JOB: Can you pick up the passage on three-electron wavefunctions after its last sentence and continue writing it?

* BEGIN EXCERPT *

If the functions in B are not orthogonal with respect to the inner product from L^2(R^3)
then some orthogonalization process (e.g. Gram-Schmidt) can be performed on the members of B
to yield an ordered orthonormal basis set B' so that span(B')=V. Let B'={f_1,f_2,...,f_N}.
The approximate one electron (with spin) Hilbert space is W = V tensor C^2.
The approximate three electron Hilbert space is W /\ W /\ W, the antisymmetric tensor
product of W with itself three times.

Theorem
The most general three electron wavefunction in W /\ W /\ W
(with total squared spin of 3/4 and total z-component of spin 1/2) is of the form:

sum_{1 <= i < j < k <= N}
{
a_{i,j,k} A[ f_i(r1)*f_j(r2)*f_k(r3)*Kotani1(s1,s2,s3) ] +
b_{i,j,k} A[ f_i(r1)*f_j(r2)*f_k(r3)*Kotani2(s1,s2,s3) ]
}
+sum_{1 <= i , k <= N , i not= k}
{
c_{i,k} A[ f_i(r1)*f_i(r2)*f_k(r3)*Kotani2(s1,s2,s3)]
},

where a_{i,j,k}, b_{i,j,k}, and c_{i,k} are real constants, and
Kotani1(s1,s2,s3)=[2a(s1)a(s2)b(s3) -a(s1)b(s2)a(s3) -b(s1)a(s2)a(s3)]*6^(-1/2),
Kotani2(s1,s2,s3)=[a(s1)b(s2)a(s3) -b(s1)a(s2)a(s3)]*2^(-1/2); for more info.
All these terms are orthogonal to each other, and no term is identically zero if its coefficient
is nonzero.

* END EXCERPT *
* BEGIN DATASET SECTION *

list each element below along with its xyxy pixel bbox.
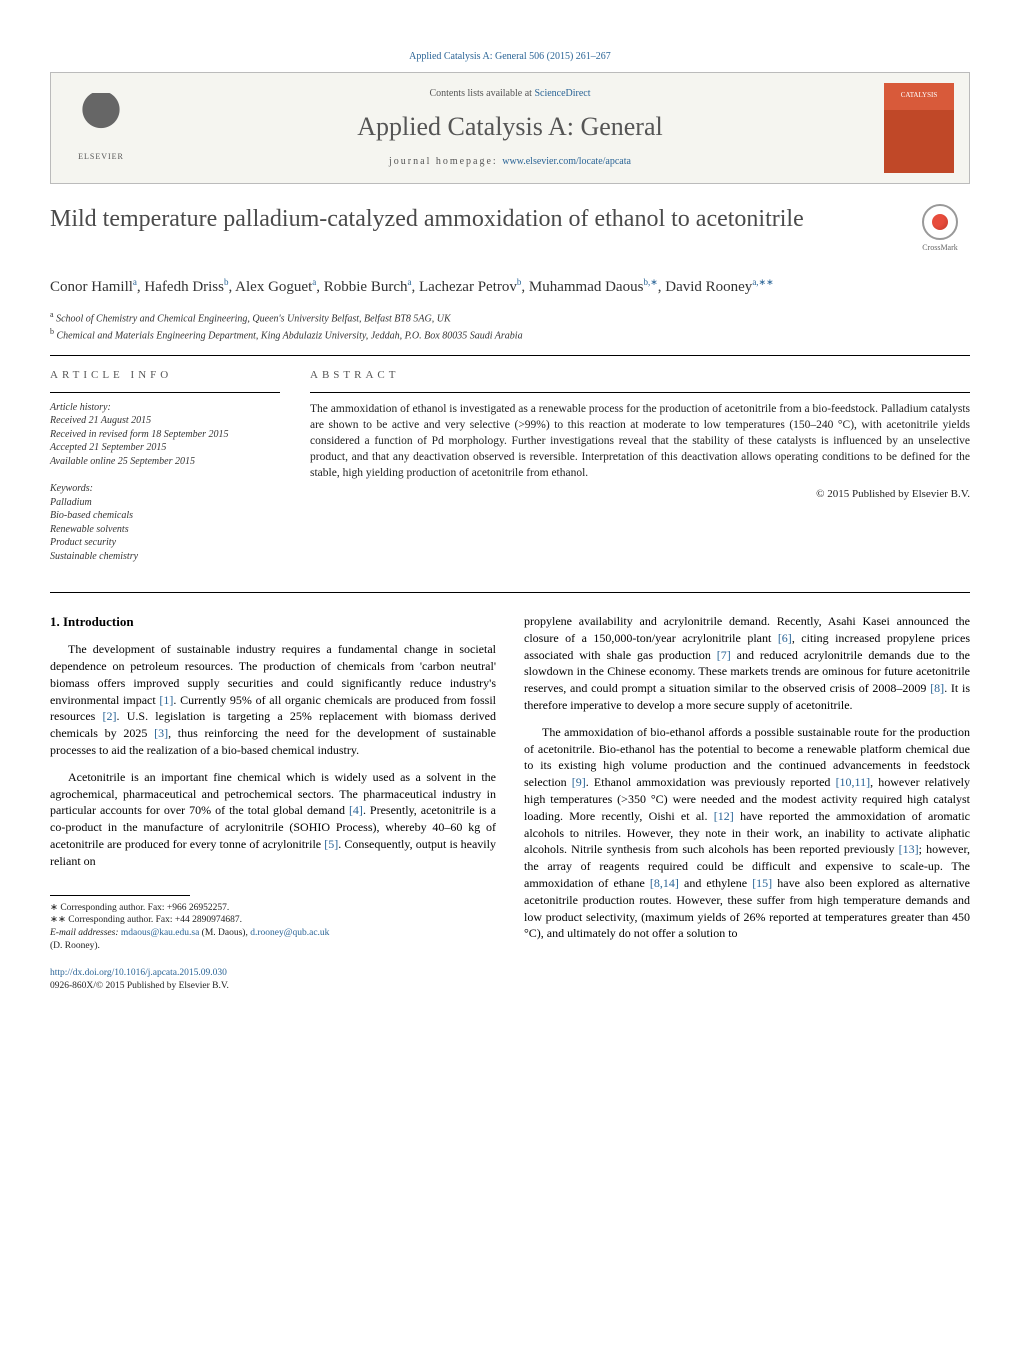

* END DATASET SECTION *

OUTPUT:
A minimal energy wavefunction of this form is called the Full CI (FCI) wavefunction
associated to the basis set B'.
Each term (not including the coefficient) is called a Configuration State Function (CSF).
Each CSF is a linear combination of Slater determinants, which are expressions
such as A[ f_i(r1)a(s1) f_j(r2)a(s2) f_k(r3)b(s3) ]; such determinants need not be spin eigenfunctions.
This CSF basis of a spin eigensubspace of W /\ W /\ W gives us some idea of the complexity of
exact wavefunctions and helps us to understand why they are so difficult to visualize or
intuitively understand.

By contrast the spin-coupled valence bond (scvb) wavefunction is of the form

phi(r1,r2,r3,s1,s2,s3)=A[ psi1(r1)*psi2(r2)*psi3(r3)*{c_1*Kotani1(s1,s2,s3)+c_2*Kotani2(s1,s2,s3)} ],

where the orbitals psi1, psi2, and psi3 are in V, but not required to be orthogonal.
psi1, psi2, psi3, c1, and c2 are chosen so as to minimize the energy.
It is possible to choose B' so that span{psi1,psi2,psi3}=span{f_1,f_2,f_3}. Thus
psi1=d11*f_1+d12*f_2+d13*f_3,
psi2=d21*f_1+d22*f_2+d23*f_3,
psi3=d31*f_1+d32*f_2+d33*f_3,
where d11,...,d33 are constants. Therefore phi is equal to

sum_{1 <= i , j , k <= 3}
{
d1i*d2j*d3k A[ f_i(r1)*f_j(r2)*f_k(r3)*{c1*Kotani1(s1,s2,s3)+c2*Kotani2(s1,s2,s3)} ]
}.
This sum has 54 terms (27 choices of (i,j,k), two choices of spin function for each)
but not all of these are nonzero or unique. There are 6 terms where i=j=k, all of which vanish.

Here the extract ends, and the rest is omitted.